2008–09 Scottish Women's Cup

Tournament details
- Country: Scotland

Final positions
- Champions: Glasgow City
- Runners-up: Rangers

= 2008–09 Scottish Women's Cup =

The 2008–09 Scottish Women's Cup was the 38th official edition (40th overall) of the Scottish Women's Cup, the main knockout tournament in women's football in Scotland. Sponsored by Unite, matches were played between January and May 2009.

==Third round==

Teams in bold advanced to the quarter-finals.

| Home team | Score | Away team |
22 February 2009
| Linwood Rangers | 0–7 | Dundee United SC |
| Glasgow City | 4–3 | Celtic |
| Celtic Reserves | 2–2 | Aberdeen |
| Raith Rovers | 2–5 | Rangers |
| Glasgow City Reserves | 2–0 | Boroughmuir Thistle |
| Forfar Farmington | 1–4 | Spartans |
| Falkirk | 0–6 | Hibernian |
| Hamilton Academical | 4–1 | Inverness |

==Quarter-finals==
Teams in bold advanced to the semi-finals.

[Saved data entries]
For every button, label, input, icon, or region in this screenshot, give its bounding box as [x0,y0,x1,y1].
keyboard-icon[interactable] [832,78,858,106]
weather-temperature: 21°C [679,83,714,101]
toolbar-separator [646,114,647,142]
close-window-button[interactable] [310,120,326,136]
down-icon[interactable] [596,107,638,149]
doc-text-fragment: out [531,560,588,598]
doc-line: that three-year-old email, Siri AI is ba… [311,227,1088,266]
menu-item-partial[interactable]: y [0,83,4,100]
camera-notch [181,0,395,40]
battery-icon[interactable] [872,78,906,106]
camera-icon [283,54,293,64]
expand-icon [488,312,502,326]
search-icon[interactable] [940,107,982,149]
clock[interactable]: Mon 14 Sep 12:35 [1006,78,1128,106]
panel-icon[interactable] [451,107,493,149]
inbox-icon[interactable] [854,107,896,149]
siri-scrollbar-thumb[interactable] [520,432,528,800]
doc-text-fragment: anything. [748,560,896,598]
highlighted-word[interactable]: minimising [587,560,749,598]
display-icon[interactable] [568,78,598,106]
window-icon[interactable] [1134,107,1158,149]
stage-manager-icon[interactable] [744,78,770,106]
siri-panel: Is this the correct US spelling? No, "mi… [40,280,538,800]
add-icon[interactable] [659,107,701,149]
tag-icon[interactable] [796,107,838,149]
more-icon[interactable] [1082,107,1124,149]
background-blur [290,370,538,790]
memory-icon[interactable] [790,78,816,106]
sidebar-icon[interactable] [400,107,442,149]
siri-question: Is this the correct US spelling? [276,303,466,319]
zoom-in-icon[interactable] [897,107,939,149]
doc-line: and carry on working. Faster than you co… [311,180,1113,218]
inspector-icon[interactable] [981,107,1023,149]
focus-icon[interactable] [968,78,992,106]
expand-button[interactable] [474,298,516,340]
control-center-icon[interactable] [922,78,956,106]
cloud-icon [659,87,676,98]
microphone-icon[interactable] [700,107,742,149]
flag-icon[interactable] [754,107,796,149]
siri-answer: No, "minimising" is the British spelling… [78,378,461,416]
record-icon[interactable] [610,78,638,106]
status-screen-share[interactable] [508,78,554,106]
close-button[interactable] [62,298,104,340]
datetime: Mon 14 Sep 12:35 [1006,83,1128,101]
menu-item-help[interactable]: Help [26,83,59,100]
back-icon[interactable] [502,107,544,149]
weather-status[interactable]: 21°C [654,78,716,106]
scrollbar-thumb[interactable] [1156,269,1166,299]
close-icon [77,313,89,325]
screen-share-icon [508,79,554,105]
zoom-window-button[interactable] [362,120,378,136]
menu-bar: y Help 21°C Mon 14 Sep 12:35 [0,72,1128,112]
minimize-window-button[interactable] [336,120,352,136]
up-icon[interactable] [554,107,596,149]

_Required tasks:_
[a] According to the Scottish Women's Cup article, who sponsored the 2008–09 tournament?
[b] Reproduce the Scottish Women's Cup article from "Final positions" to "and May 2009.".
The listing has no connection to the Scottish Women's Cup article.

_Answers for this exercise:_
[a] Unite

[b]
Final positions
- Champions: Glasgow City
- Runners-up: Rangers

= 2008–09 Scottish Women's Cup =

The 2008–09 Scottish Women's Cup was the 38th official edition (40th overall) of the Scottish Women's Cup, the main knockout tournament in women's football in Scotland. Sponsored by Unite, matches were played between January and May 2009.